# Instructions for the task
Read the entries below and pull out each line with the string "Debian".

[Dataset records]
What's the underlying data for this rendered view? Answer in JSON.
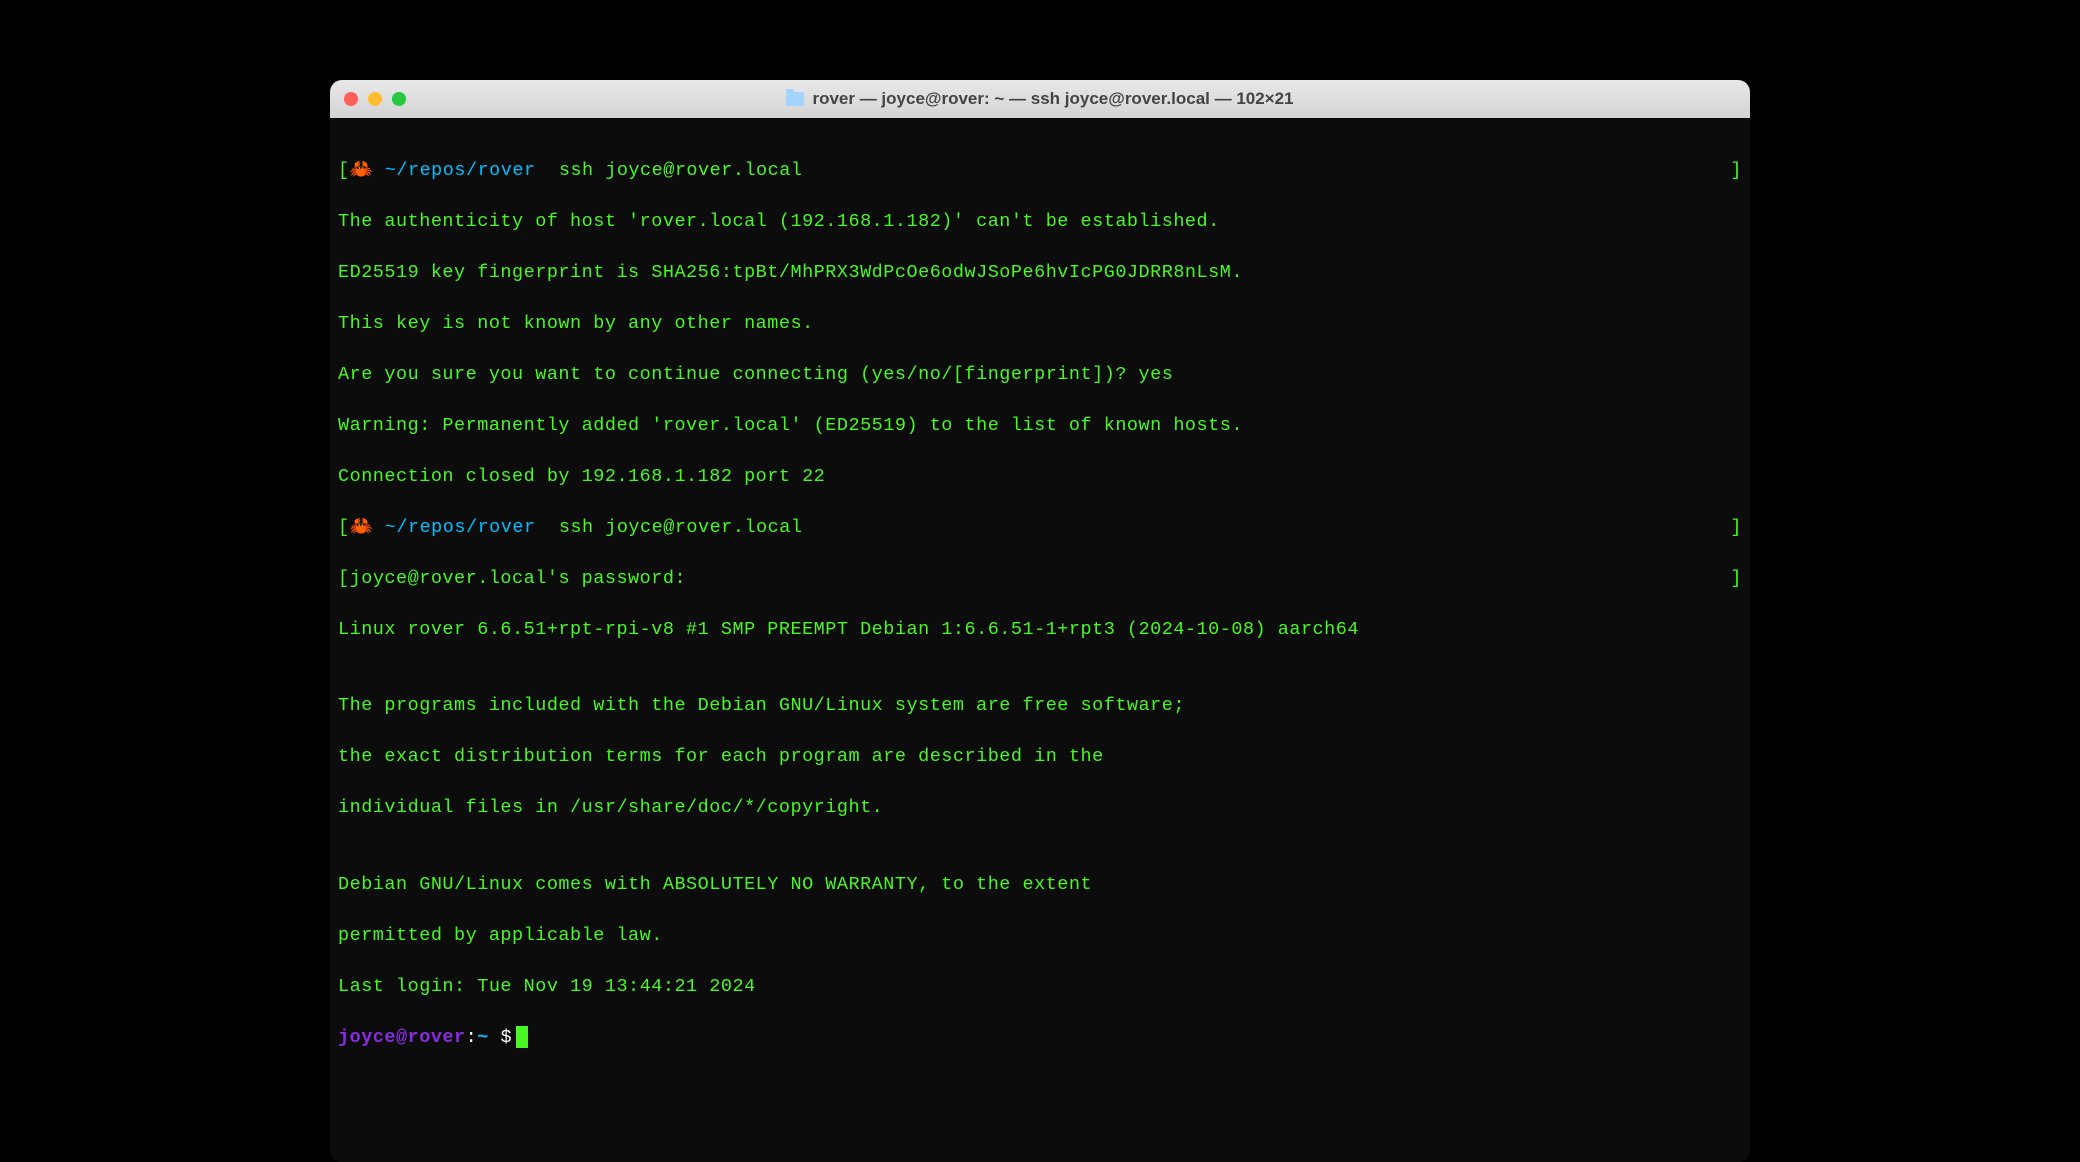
{
  "window": {
    "title": "rover — joyce@rover: ~ — ssh joyce@rover.local — 102×21"
  },
  "terminal": {
    "prompt1": {
      "crab": "🦀",
      "cwd": "~/repos/rover",
      "command": "ssh joyce@rover.local"
    },
    "output1": [
      "The authenticity of host 'rover.local (192.168.1.182)' can't be established.",
      "ED25519 key fingerprint is SHA256:tpBt/MhPRX3WdPcOe6odwJSoPe6hvIcPG0JDRR8nLsM.",
      "This key is not known by any other names.",
      "Are you sure you want to continue connecting (yes/no/[fingerprint])? yes",
      "Warning: Permanently added 'rover.local' (ED25519) to the list of known hosts.",
      "Connection closed by 192.168.1.182 port 22"
    ],
    "prompt2": {
      "crab": "🦀",
      "cwd": "~/repos/rover",
      "command": "ssh joyce@rover.local"
    },
    "output2": [
      "joyce@rover.local's password:",
      "Linux rover 6.6.51+rpt-rpi-v8 #1 SMP PREEMPT Debian 1:6.6.51-1+rpt3 (2024-10-08) aarch64",
      "",
      "The programs included with the Debian GNU/Linux system are free software;",
      "the exact distribution terms for each program are described in the",
      "individual files in /usr/share/doc/*/copyright.",
      "",
      "Debian GNU/Linux comes with ABSOLUTELY NO WARRANTY, to the extent",
      "permitted by applicable law.",
      "Last login: Tue Nov 19 13:44:21 2024"
    ],
    "remote_prompt": {
      "user": "joyce",
      "at": "@",
      "host": "rover",
      "colon": ":",
      "path": "~",
      "dollar": " $"
    },
    "brackets": {
      "left": "[",
      "right": "]"
    }
  }
}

# Task solution
      "Linux rover 6.6.51+rpt-rpi-v8 #1 SMP PREEMPT Debian 1:6.6.51-1+rpt3 (2024-10-08) aarch64",
      "The programs included with the Debian GNU/Linux system are free software;",
      "Debian GNU/Linux comes with ABSOLUTELY NO WARRANTY, to the extent",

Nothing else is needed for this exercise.